Aim of the task =
Retype all of the data exactly as given.

Data for processing =
::::::
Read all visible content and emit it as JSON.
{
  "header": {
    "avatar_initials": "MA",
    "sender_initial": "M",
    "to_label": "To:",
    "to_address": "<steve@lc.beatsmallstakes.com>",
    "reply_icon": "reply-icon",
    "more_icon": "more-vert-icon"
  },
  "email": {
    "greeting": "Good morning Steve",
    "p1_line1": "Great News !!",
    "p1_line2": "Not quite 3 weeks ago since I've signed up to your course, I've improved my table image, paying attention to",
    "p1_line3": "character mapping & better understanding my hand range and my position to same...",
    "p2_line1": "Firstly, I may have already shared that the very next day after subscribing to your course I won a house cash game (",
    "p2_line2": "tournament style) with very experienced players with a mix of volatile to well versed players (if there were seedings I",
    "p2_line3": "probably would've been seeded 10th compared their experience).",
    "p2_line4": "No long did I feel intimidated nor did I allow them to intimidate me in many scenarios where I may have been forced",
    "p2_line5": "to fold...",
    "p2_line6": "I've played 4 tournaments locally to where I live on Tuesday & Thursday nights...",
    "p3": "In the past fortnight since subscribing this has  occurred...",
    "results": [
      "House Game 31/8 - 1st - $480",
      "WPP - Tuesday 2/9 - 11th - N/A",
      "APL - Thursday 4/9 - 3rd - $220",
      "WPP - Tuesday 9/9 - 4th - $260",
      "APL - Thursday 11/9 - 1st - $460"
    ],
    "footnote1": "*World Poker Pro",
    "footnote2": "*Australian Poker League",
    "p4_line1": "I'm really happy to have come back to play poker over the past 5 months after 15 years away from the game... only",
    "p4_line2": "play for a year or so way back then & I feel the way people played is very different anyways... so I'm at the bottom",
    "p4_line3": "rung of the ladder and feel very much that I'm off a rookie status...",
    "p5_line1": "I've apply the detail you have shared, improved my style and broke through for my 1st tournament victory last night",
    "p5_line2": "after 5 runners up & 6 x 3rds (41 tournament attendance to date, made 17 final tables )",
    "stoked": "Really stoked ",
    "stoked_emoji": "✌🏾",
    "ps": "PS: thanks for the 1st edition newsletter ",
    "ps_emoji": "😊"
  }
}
::::::
Output for this exercise =
Read all visible content and emit it as JSON.
{
  "header": {
    "avatar_initials": "MA",
    "sender_initial": "M",
    "to_label": "To:",
    "to_address": "<steve@lc.beatsmallstakes.com>",
    "reply_icon": "reply-icon",
    "more_icon": "more-vert-icon"
  },
  "email": {
    "greeting": "Good morning Steve",
    "p1_line1": "Great News !!",
    "p1_line2": "Not quite 3 weeks ago since I've signed up to your course, I've improved my table image, paying attention to",
    "p1_line3": "character mapping & better understanding my hand range and my position to same...",
    "p2_line1": "Firstly, I may have already shared that the very next day after subscribing to your course I won a house cash game (",
    "p2_line2": "tournament style) with very experienced players with a mix of volatile to well versed players (if there were seedings I",
    "p2_line3": "probably would've been seeded 10th compared their experience).",
    "p2_line4": "No long did I feel intimidated nor did I allow them to intimidate me in many scenarios where I may have been forced",
    "p2_line5": "to fold...",
    "p2_line6": "I've played 4 tournaments locally to where I live on Tuesday & Thursday nights...",
    "p3": "In the past fortnight since subscribing this has  occurred...",
    "results": [
      "House Game 31/8 - 1st - $480",
      "WPP - Tuesday 2/9 - 11th - N/A",
      "APL - Thursday 4/9 - 3rd - $220",
      "WPP - Tuesday 9/9 - 4th - $260",
      "APL - Thursday 11/9 - 1st - $460"
    ],
    "footnote1": "*World Poker Pro",
    "footnote2": "*Australian Poker League",
    "p4_line1": "I'm really happy to have come back to play poker over the past 5 months after 15 years away from the game... only",
    "p4_line2": "play for a year or so way back then & I feel the way people played is very different anyways... so I'm at the bottom",
    "p4_line3": "rung of the ladder and feel very much that I'm off a rookie status...",
    "p5_line1": "I've apply the detail you have shared, improved my style and broke through for my 1st tournament victory last night",
    "p5_line2": "after 5 runners up & 6 x 3rds (41 tournament attendance to date, made 17 final tables )",
    "stoked": "Really stoked ",
    "stoked_emoji": "✌🏾",
    "ps": "PS: thanks for the 1st edition newsletter ",
    "ps_emoji": "😊"
  }
}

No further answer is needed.